- _What you will do_:
From the records below, pull each line that has "предоставляющих".
* start Supplied records *
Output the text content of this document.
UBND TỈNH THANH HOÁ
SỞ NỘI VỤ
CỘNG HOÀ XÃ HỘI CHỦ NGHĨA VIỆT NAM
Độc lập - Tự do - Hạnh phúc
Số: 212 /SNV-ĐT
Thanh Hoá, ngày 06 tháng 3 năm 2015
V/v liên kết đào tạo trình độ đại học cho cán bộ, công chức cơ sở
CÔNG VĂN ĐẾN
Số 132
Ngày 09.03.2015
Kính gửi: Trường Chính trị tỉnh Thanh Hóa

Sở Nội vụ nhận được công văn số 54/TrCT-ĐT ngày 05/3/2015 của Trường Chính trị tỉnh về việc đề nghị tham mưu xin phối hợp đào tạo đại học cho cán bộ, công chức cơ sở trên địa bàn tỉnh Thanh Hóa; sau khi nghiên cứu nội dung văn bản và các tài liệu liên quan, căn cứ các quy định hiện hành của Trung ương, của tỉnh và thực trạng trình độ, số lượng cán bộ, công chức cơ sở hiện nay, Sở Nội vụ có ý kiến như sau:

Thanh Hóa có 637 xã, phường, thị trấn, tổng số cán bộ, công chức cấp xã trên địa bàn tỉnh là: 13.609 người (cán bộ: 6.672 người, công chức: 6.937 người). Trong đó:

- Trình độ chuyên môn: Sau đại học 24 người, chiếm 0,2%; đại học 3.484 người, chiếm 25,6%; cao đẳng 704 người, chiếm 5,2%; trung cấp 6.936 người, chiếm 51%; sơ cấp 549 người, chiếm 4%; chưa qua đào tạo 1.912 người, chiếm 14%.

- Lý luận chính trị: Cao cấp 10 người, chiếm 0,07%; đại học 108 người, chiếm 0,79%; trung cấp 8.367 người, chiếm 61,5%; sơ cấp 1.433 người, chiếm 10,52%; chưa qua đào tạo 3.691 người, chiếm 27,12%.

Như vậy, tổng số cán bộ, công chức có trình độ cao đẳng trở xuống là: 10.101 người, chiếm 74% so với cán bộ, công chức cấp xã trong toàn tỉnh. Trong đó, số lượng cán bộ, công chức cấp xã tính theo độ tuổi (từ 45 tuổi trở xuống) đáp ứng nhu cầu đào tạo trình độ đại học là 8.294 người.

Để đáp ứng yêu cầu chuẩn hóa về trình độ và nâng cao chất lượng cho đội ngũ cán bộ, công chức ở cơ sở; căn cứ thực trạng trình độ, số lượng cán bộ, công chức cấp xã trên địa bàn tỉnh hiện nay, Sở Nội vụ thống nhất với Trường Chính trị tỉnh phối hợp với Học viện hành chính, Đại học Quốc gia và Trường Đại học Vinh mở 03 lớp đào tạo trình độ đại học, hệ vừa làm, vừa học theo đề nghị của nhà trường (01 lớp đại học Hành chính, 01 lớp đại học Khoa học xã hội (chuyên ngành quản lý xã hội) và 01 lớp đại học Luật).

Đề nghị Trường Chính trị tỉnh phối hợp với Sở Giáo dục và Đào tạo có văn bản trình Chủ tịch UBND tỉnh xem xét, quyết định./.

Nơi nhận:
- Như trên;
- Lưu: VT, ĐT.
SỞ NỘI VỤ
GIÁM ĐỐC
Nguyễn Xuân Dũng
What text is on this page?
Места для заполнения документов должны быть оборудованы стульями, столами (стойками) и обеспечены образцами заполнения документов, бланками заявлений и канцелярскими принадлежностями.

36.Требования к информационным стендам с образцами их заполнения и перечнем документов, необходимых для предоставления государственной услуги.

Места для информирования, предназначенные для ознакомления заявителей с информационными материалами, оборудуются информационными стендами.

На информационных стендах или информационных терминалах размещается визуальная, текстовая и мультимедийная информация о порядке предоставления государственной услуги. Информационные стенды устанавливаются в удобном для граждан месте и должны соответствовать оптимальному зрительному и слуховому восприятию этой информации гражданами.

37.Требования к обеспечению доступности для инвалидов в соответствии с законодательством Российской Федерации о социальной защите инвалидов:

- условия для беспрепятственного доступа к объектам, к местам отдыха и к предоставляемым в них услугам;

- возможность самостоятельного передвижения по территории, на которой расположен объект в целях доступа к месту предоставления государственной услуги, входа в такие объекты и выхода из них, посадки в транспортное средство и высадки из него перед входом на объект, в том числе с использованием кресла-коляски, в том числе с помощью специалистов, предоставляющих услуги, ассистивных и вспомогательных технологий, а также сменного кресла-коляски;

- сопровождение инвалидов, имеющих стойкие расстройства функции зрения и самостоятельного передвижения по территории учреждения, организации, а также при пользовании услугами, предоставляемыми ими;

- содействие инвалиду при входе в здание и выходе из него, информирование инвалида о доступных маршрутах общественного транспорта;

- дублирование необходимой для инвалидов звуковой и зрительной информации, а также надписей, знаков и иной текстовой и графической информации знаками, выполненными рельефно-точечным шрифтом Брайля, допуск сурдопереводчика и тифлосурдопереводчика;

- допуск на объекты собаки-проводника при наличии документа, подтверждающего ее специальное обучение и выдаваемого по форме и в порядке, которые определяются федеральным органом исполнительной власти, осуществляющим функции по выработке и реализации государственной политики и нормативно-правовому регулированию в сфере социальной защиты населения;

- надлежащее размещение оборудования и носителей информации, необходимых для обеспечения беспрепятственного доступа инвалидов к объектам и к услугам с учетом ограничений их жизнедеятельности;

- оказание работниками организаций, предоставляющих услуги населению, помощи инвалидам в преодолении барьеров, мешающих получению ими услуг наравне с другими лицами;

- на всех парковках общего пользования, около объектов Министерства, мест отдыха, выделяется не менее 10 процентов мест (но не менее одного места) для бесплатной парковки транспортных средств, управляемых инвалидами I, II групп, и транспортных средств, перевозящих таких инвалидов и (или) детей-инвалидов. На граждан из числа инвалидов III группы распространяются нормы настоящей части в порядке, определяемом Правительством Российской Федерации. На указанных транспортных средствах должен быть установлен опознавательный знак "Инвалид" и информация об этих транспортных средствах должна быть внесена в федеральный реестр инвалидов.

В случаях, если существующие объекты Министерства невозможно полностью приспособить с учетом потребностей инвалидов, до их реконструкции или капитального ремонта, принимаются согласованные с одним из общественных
* end Supplied records *
- _Response for this exercise_:
- возможность самостоятельного передвижения по территории, на которой расположен объект в целях доступа к месту предоставления государственной услуги, входа в такие объекты и выхода из них, посадки в транспортное средство и высадки из него перед входом на объект, в том числе с использованием кресла-коляски, в том числе с помощью специалистов, предоставляющих услуги, ассистивных и вспомогательных технологий, а также сменного кресла-коляски;
- оказание работниками организаций, предоставляющих услуги населению, помощи инвалидам в преодолении барьеров, мешающих получению ими услуг наравне с другими лицами;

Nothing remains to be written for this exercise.